--- Start Input data ---

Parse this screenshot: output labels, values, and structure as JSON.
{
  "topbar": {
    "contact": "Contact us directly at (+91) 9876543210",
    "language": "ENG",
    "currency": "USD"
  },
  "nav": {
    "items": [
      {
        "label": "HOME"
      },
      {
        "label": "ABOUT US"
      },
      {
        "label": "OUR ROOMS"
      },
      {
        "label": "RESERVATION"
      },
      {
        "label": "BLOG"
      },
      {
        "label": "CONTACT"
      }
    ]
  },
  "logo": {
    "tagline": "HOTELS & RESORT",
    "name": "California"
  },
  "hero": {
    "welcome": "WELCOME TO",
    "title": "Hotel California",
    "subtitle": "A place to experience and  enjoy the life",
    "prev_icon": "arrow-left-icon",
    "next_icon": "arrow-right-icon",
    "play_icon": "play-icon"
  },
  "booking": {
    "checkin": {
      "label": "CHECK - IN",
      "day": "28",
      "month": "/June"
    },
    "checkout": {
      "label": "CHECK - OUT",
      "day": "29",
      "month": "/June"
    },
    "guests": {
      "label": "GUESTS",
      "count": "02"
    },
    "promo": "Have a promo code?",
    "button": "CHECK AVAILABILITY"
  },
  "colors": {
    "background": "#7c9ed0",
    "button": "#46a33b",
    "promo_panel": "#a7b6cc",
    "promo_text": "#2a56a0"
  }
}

--- End Input data ---

▸ Aim
From the first line to the last, retype the data exactly.

▸ The solution
Parse this screenshot: output labels, values, and structure as JSON.
{
  "topbar": {
    "contact": "Contact us directly at (+91) 9876543210",
    "language": "ENG",
    "currency": "USD"
  },
  "nav": {
    "items": [
      {
        "label": "HOME"
      },
      {
        "label": "ABOUT US"
      },
      {
        "label": "OUR ROOMS"
      },
      {
        "label": "RESERVATION"
      },
      {
        "label": "BLOG"
      },
      {
        "label": "CONTACT"
      }
    ]
  },
  "logo": {
    "tagline": "HOTELS & RESORT",
    "name": "California"
  },
  "hero": {
    "welcome": "WELCOME TO",
    "title": "Hotel California",
    "subtitle": "A place to experience and  enjoy the life",
    "prev_icon": "arrow-left-icon",
    "next_icon": "arrow-right-icon",
    "play_icon": "play-icon"
  },
  "booking": {
    "checkin": {
      "label": "CHECK - IN",
      "day": "28",
      "month": "/June"
    },
    "checkout": {
      "label": "CHECK - OUT",
      "day": "29",
      "month": "/June"
    },
    "guests": {
      "label": "GUESTS",
      "count": "02"
    },
    "promo": "Have a promo code?",
    "button": "CHECK AVAILABILITY"
  },
  "colors": {
    "background": "#7c9ed0",
    "button": "#46a33b",
    "promo_panel": "#a7b6cc",
    "promo_text": "#2a56a0"
  }
}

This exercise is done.